_TEXT EXCERPT_
# # # # #

Tired of seeing hosted customer relationship management vendors such as Salesforce.com, NetSuite and Microsoft (through its Dynamics CRM service) treat its four million QuickBooks users like low-hanging fruit to be plucked, Intuit is fighting back.

Intuit will release a trio of web-hosted CRM applications that will complement its QuickBooks Enterprise accounting software and compete against Salesforce.com, Netsuite and others.

Available in a month, the three applications include one that is mobile-enabled for field service representatives, another for warehouse management, and a third beta application for sales force automation that helps salespeople manage customer leads, said Angus Thomson, vice president and general manager of Intuit's mid-market group, in an interview.

The three software as a service applications are part of its Intuit Enterprise Suite, which Intuit showed at a QuickBooks Enterprise user conference in Dallas.

Thomson declined to release the price for the apps, though he promised that "compared to other solutions, we should be between one-third to one-tenth the price when you consider total cost of ownership."

He also said Intuit "intends to solve many more jobs" by adding more components to the Enterprise Suite.

# # # # #

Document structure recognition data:
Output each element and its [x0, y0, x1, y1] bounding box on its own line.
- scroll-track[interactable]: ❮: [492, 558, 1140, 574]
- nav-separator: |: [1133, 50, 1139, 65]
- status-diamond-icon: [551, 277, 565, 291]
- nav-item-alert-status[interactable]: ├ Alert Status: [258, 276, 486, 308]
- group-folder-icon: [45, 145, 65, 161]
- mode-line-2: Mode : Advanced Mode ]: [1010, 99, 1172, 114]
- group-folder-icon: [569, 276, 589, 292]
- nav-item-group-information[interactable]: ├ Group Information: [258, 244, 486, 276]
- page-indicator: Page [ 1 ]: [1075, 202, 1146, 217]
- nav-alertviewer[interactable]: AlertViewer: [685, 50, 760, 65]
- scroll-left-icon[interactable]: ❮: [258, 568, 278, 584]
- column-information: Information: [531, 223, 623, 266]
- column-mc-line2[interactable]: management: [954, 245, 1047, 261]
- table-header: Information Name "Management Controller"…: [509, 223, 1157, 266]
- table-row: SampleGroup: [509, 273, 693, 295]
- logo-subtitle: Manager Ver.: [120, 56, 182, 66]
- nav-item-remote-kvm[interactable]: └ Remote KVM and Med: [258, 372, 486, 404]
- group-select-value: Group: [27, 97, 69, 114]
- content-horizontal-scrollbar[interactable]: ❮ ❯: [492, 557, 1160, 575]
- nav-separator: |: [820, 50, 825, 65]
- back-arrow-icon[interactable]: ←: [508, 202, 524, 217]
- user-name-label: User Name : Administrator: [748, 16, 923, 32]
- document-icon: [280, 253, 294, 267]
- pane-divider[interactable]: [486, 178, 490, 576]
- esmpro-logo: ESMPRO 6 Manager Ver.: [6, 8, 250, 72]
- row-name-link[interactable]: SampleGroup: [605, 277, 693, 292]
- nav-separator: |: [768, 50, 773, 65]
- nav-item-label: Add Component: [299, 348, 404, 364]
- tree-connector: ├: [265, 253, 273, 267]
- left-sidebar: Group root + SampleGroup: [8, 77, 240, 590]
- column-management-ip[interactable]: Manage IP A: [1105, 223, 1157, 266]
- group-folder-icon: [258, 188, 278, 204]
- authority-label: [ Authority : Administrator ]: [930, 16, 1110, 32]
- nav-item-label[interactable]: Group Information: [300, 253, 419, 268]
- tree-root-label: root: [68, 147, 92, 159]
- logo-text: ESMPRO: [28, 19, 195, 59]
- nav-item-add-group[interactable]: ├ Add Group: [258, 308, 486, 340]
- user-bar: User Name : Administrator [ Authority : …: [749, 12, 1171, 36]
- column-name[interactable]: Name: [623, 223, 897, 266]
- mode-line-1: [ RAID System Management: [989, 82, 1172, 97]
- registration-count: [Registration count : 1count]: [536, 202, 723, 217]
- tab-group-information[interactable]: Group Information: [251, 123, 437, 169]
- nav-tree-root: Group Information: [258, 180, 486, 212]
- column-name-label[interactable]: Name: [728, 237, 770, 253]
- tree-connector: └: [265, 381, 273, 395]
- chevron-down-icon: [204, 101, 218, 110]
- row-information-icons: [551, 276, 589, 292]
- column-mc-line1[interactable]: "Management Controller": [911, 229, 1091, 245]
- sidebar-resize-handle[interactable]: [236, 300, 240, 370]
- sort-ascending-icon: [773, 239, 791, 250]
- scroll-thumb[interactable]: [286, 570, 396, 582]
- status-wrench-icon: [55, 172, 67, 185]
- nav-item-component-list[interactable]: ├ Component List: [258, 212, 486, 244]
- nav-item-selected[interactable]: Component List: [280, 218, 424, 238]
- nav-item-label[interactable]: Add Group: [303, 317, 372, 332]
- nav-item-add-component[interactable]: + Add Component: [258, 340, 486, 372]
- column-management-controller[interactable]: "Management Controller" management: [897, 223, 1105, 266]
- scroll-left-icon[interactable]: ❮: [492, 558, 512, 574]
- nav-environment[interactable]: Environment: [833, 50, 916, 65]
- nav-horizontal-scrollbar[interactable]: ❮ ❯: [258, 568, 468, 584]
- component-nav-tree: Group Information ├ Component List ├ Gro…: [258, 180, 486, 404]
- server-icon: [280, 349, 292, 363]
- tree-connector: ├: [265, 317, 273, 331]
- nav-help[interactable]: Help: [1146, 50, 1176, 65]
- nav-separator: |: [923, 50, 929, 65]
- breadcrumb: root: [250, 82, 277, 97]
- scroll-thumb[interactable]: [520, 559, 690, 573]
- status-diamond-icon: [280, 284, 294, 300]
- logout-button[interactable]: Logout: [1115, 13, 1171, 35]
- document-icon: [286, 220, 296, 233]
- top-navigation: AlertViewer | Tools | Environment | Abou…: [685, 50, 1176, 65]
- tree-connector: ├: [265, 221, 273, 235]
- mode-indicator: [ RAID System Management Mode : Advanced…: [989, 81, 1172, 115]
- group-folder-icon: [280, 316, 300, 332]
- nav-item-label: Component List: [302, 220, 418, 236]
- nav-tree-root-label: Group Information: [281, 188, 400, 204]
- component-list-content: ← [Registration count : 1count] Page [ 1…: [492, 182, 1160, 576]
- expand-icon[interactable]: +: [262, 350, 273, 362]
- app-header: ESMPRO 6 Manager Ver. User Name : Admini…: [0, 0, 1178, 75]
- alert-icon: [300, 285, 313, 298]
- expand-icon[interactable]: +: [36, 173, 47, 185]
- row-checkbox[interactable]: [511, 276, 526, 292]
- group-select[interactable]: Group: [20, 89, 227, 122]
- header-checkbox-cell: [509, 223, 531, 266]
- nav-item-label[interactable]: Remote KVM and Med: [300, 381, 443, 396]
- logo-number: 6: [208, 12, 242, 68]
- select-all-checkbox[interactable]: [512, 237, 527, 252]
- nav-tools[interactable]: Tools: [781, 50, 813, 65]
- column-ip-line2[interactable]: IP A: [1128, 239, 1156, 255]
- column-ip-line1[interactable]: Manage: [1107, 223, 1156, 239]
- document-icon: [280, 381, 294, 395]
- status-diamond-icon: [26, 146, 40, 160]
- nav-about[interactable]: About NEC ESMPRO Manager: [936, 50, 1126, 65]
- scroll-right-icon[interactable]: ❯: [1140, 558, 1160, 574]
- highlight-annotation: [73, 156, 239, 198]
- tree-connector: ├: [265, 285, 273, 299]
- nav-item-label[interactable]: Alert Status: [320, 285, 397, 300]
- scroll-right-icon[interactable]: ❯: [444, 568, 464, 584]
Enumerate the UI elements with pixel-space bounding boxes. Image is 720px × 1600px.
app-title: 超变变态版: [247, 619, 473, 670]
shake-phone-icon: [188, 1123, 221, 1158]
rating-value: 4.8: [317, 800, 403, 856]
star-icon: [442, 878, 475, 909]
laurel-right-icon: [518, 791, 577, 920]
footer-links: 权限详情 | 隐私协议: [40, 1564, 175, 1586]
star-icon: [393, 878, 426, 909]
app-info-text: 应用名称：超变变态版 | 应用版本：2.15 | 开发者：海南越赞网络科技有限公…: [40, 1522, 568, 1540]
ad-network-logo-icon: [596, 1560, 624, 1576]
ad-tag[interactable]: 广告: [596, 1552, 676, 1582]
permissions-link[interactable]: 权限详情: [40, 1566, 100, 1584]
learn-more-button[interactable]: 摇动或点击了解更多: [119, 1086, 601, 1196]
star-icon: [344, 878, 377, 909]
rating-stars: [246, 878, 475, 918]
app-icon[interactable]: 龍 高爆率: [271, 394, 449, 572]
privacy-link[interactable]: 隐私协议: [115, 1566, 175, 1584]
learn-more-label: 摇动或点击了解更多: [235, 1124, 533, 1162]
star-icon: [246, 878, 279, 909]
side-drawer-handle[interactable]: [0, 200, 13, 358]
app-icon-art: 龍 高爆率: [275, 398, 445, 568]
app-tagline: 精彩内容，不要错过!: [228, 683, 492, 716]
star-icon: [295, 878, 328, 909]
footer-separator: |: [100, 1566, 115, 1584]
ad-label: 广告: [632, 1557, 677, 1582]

# # # # #

_TO DO_
Continue the article on Intuit's web-hosted CRM applications from its final sentence.

_RESPONSE AREA_
China Martens, an analyst at The 451 Group , said Intuit's latest move into on-demand software is "all about holding on to existing customers and migrating them up the curve."

"Like Sage [Software, maker of Peachtree], Intuit has done very well at attracting large numbers of users at the low end," she wrote in an e-mail. "The question is whether they can retain them as those companies grow in size and their software needs expand."

Martens said NetSuite and Microsoft have both aggressively targeted QuickBooks' user base, which, according to Intuit, includes 4 million QuickBooks Pro and Premier users at 280,000 small businesses as well as the 57,000 companies using QuickBooks Enterprise.

By comparison, Salesforce.com claims 48,000 customer firms and NetSuite, 6,000, according to Martens.

"Our customer base is an order of magnitude larger," Thomson said.

Martens said Intuit's new apps could run the risk of competing with partners that had already built line-of-business apps leveraging QuickBooks Enterprise, for which Intuit also released version 9.0 Thursday.

The most important new feature in the on-premise software is the ability to handle multiple currencies in real time, which 40 percent of QuickBooks Enterprise customers had indicated a need for, Thomson said.